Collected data

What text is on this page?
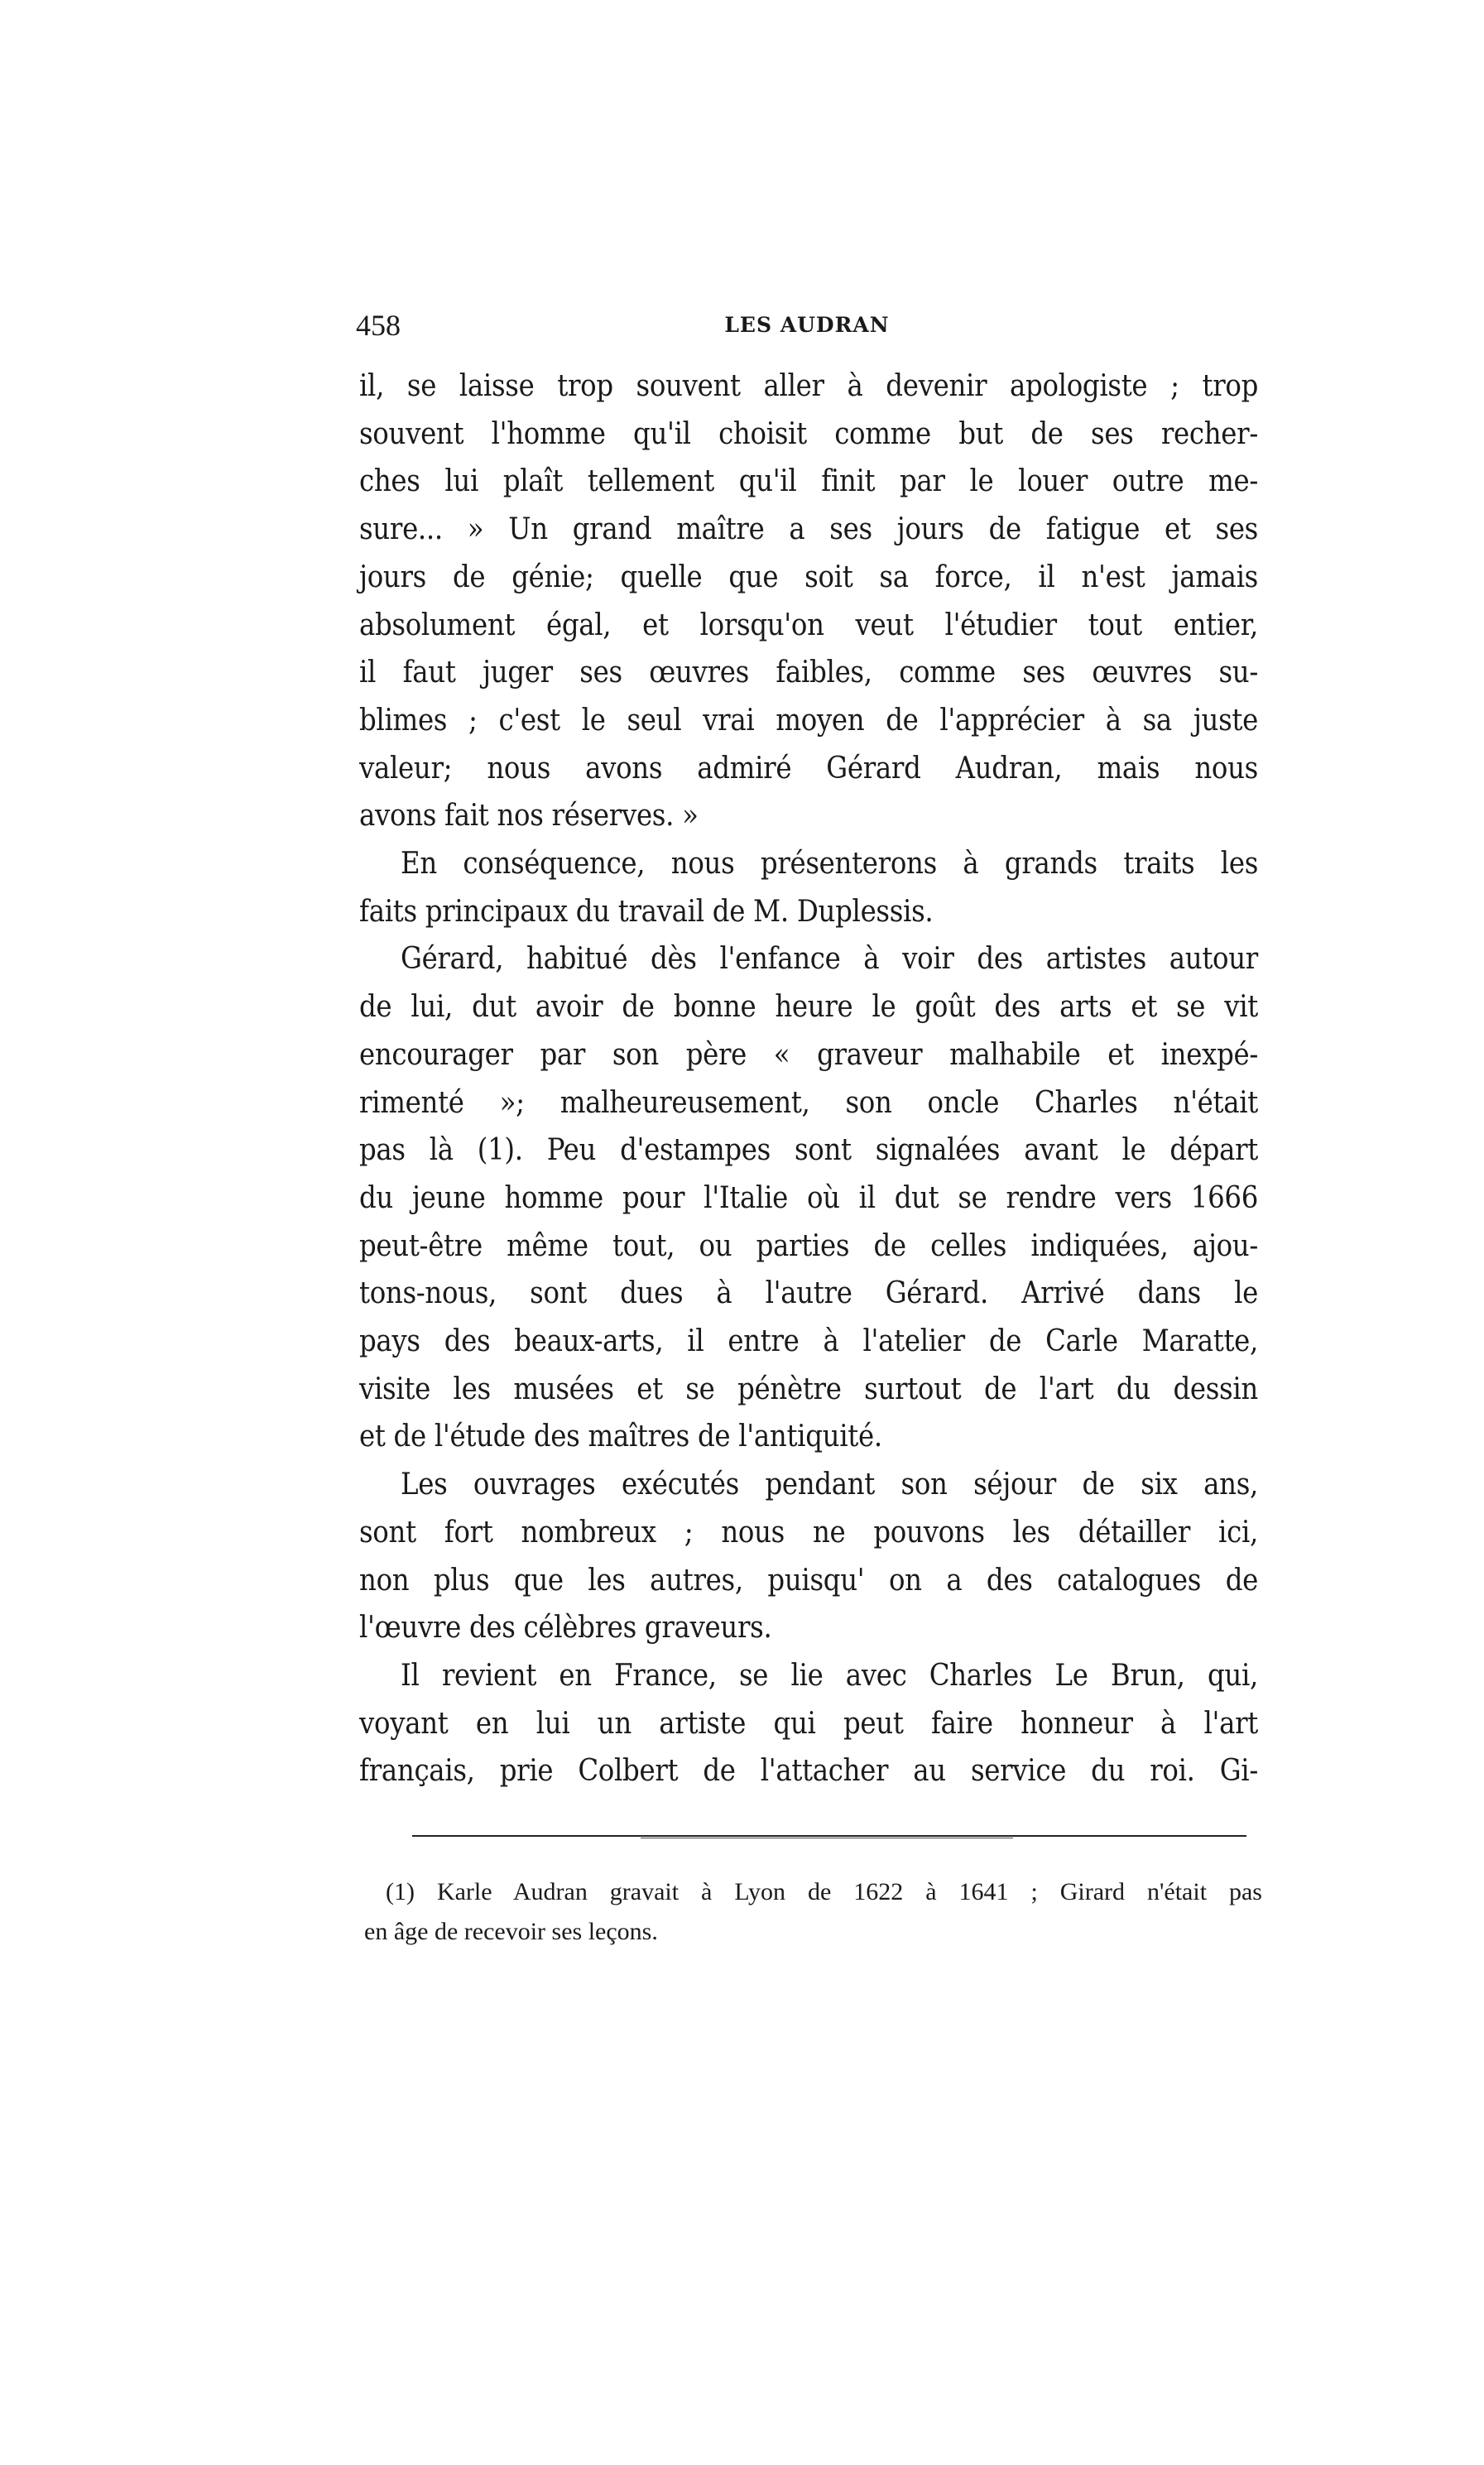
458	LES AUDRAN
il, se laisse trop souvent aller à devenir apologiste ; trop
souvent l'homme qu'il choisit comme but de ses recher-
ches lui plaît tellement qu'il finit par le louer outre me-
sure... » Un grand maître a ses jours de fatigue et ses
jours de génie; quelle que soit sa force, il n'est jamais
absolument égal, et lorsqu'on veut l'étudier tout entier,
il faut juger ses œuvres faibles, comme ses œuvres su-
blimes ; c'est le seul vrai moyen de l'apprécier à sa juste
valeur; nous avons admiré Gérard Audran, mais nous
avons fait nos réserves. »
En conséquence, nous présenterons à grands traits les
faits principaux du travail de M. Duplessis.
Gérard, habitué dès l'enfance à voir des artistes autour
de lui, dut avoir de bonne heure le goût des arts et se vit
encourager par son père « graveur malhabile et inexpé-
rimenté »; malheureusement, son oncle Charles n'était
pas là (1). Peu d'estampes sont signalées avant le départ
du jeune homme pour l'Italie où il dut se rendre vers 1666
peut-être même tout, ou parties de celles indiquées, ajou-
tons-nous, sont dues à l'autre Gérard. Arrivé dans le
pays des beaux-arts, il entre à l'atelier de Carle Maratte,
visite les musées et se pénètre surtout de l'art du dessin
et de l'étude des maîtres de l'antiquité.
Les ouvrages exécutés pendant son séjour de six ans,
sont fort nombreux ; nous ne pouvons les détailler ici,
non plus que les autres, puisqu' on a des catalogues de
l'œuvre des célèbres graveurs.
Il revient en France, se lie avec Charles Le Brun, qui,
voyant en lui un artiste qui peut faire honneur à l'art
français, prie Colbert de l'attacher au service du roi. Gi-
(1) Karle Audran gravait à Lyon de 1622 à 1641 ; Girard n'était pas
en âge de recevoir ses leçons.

■ **Written task**
Output every entry exactly as given; pictures are not part of the copy.

■ **Reply to the task**
What text is on this page?
458	LES AUDRAN
il, se laisse trop souvent aller à devenir apologiste ; trop
souvent l'homme qu'il choisit comme but de ses recher-
ches lui plaît tellement qu'il finit par le louer outre me-
sure... » Un grand maître a ses jours de fatigue et ses
jours de génie; quelle que soit sa force, il n'est jamais
absolument égal, et lorsqu'on veut l'étudier tout entier,
il faut juger ses œuvres faibles, comme ses œuvres su-
blimes ; c'est le seul vrai moyen de l'apprécier à sa juste
valeur; nous avons admiré Gérard Audran, mais nous
avons fait nos réserves. »
En conséquence, nous présenterons à grands traits les
faits principaux du travail de M. Duplessis.
Gérard, habitué dès l'enfance à voir des artistes autour
de lui, dut avoir de bonne heure le goût des arts et se vit
encourager par son père « graveur malhabile et inexpé-
rimenté »; malheureusement, son oncle Charles n'était
pas là (1). Peu d'estampes sont signalées avant le départ
du jeune homme pour l'Italie où il dut se rendre vers 1666
peut-être même tout, ou parties de celles indiquées, ajou-
tons-nous, sont dues à l'autre Gérard. Arrivé dans le
pays des beaux-arts, il entre à l'atelier de Carle Maratte,
visite les musées et se pénètre surtout de l'art du dessin
et de l'étude des maîtres de l'antiquité.
Les ouvrages exécutés pendant son séjour de six ans,
sont fort nombreux ; nous ne pouvons les détailler ici,
non plus que les autres, puisqu' on a des catalogues de
l'œuvre des célèbres graveurs.
Il revient en France, se lie avec Charles Le Brun, qui,
voyant en lui un artiste qui peut faire honneur à l'art
français, prie Colbert de l'attacher au service du roi. Gi-
(1) Karle Audran gravait à Lyon de 1622 à 1641 ; Girard n'était pas
en âge de recevoir ses leçons.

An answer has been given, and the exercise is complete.